• [Brano da leggere]
A Firenze la Polizia di Stato è intervenuta in via del Casone a seguito di una segnalazione relativa a un tentativo di truffa ai danni di un cittadino italiano di 84 anni. L’episodio si è verificato grazie all’allerta lanciata da alcuni vicini di casa, che hanno notato movimenti sospetti all’interno del condominio e hanno richiesto l’intervento delle forze dell’ordine.
Secondo la ricostruzione degli investigatori, l’anziano sarebbe stato contattato telefonicamente da un individuo che si è qualificato come appartenente alla Guardia di Finanza. L’interlocutore avrebbe riferito la necessità di un’attività investigativa in corso, convincendo la vittima a raccogliere i monili d’oro presenti in casa. Poco dopo, una giovane donna si sarebbe presentata presso l’abitazione qualificandosi come appartenente allo stesso corpo, mostrando anche un presunto tesserino identificativo alla cintura, e avrebbe richiesto la consegna degli oggetti preziosi.

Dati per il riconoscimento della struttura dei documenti
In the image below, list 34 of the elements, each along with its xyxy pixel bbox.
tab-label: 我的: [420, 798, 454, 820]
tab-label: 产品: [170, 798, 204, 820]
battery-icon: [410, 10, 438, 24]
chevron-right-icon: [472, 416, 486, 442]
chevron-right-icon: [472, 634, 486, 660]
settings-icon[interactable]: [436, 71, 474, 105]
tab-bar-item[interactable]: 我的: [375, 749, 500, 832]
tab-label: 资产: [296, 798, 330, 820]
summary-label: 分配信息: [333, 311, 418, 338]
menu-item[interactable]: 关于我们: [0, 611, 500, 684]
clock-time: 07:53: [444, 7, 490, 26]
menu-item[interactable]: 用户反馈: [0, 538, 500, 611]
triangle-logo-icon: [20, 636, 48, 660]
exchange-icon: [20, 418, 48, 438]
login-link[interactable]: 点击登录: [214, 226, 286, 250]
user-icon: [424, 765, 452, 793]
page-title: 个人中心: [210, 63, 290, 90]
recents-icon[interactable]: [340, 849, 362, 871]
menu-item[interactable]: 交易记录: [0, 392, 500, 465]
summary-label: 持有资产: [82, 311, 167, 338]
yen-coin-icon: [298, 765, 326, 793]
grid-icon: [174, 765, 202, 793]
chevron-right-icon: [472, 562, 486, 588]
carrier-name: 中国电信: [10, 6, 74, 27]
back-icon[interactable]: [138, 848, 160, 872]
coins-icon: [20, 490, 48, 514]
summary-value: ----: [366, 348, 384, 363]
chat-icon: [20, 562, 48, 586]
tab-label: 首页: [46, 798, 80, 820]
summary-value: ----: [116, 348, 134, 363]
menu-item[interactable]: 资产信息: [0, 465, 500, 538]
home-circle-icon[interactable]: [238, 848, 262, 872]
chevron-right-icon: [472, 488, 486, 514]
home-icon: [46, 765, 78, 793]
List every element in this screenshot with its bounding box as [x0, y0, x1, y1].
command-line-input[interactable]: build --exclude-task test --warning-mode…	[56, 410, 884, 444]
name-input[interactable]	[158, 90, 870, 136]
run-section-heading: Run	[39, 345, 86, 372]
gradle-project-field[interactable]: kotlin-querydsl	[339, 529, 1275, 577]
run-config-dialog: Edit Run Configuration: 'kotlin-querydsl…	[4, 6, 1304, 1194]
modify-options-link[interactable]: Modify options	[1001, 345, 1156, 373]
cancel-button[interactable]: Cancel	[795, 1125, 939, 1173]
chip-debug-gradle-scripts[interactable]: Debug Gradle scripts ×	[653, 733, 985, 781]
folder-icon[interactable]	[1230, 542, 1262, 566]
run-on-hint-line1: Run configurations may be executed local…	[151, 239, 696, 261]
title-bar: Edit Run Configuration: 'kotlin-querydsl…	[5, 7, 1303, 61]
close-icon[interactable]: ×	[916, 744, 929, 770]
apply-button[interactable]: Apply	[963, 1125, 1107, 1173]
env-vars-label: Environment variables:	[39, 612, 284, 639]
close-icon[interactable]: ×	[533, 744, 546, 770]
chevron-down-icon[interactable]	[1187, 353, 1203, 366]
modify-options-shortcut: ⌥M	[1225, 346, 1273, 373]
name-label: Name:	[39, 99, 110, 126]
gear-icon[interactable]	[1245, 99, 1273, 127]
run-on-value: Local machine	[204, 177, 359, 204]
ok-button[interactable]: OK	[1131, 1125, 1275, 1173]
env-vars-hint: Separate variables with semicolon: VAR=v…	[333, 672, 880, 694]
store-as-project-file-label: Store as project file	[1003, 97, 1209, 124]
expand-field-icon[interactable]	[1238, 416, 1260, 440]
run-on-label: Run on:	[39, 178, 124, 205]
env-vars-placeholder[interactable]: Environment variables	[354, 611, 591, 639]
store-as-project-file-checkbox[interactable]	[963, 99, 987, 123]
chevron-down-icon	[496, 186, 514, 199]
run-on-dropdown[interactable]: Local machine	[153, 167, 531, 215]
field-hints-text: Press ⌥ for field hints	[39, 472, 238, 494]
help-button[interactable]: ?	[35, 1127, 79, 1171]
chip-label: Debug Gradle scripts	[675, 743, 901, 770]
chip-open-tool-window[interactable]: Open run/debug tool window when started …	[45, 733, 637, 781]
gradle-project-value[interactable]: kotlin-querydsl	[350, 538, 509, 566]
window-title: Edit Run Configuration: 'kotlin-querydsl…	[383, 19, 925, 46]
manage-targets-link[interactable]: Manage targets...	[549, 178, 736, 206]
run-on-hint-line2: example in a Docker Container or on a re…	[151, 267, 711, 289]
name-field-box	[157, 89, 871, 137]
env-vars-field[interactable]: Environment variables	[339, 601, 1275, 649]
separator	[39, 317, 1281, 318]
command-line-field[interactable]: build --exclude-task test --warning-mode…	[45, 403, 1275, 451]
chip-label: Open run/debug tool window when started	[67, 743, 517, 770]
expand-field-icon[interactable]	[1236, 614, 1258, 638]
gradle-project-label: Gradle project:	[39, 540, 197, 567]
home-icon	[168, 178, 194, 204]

• [Compito assegnato] Prosegui il brano sul tentativo di truffa a Firenze a partire dal punto in cui si interrompe. Il materiale non ha alcun legame con il brano.

• [Spazio risposta]
L’intervento di un vicino, insospettito dalla presenza della donna, ha interrotto l’azione. La giovane, una 23enne italiana, si sarebbe data alla fuga nel tentativo di allontanarsi dal luogo, ma sarebbe stata successivamente bloccata da alcuni condomini e dalle Volanti della Polizia intervenute sul posto. Durante i controlli sono stati rinvenuti un falso tesserino, due telefoni cellulari e un biglietto ferroviario con partenza e arrivo a Firenze nella stessa giornata.
La donna è stata denunciata anche per possesso di segni distintivi contraffatti e, su disposizione dell’autorità giudiziaria, è stata sottoposta alla misura del divieto di dimora nella regione Toscana a seguito del rito direttissimo.
Le autorità hanno inoltre richiamato l’attenzione sulla campagna informativa “Più Sicuri Insieme”, promossa dalla Polizia di Stato e realizzata in collaborazione con i Quartieri cittadini, finalizzata alla prevenzione delle truffe ai danni delle persone anziane. L’iniziativa prevede incontri pubblici aperti alla cittadinanza, durante i quali vengono forniti esempi pratici e indicazioni utili per riconoscere e prevenire i raggiri.
Tra i prossimi appuntamenti figurano un incontro previsto per il 25 maggio presso il centro dell’età libera “Bini” e un secondo evento il 3 giugno presso la sede soci Coop di San Donato. Le autorità sottolineano che la responsabilità dell’indagata dovrà essere accertata nel corso del procedimento giudiziario, nel rispetto del principio di presunzione di innocenza.